* INPUT *

- - - -

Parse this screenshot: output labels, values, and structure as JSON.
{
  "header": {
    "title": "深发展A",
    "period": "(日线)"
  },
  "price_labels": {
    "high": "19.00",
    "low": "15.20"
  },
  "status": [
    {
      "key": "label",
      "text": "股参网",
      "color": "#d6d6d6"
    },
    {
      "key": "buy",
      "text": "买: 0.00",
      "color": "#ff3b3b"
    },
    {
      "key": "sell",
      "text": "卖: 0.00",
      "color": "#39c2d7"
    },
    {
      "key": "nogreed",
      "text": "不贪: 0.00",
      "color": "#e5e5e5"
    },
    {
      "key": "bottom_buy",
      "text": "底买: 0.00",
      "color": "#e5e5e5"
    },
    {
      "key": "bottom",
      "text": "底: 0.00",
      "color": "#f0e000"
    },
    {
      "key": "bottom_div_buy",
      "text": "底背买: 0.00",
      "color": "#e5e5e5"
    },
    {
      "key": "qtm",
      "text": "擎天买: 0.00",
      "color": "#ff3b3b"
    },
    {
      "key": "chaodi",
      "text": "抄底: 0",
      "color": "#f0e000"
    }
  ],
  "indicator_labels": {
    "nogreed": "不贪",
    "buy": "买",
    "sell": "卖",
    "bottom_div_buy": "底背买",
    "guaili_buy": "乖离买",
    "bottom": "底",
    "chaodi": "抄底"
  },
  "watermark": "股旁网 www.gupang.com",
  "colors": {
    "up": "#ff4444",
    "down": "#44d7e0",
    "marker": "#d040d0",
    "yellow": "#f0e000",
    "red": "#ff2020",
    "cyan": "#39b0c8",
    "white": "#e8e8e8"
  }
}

- - - -

* INSTRUCTIONS FOR THE TASK *
Show all lines in the entries above where the word "text" appears.

* THE COMPLETED TASK *
      "text": "股参网",
      "text": "买: 0.00",
      "text": "卖: 0.00",
      "text": "不贪: 0.00",
      "text": "底买: 0.00",
      "text": "底: 0.00",
      "text": "底背买: 0.00",
      "text": "擎天买: 0.00",
      "text": "抄底: 0",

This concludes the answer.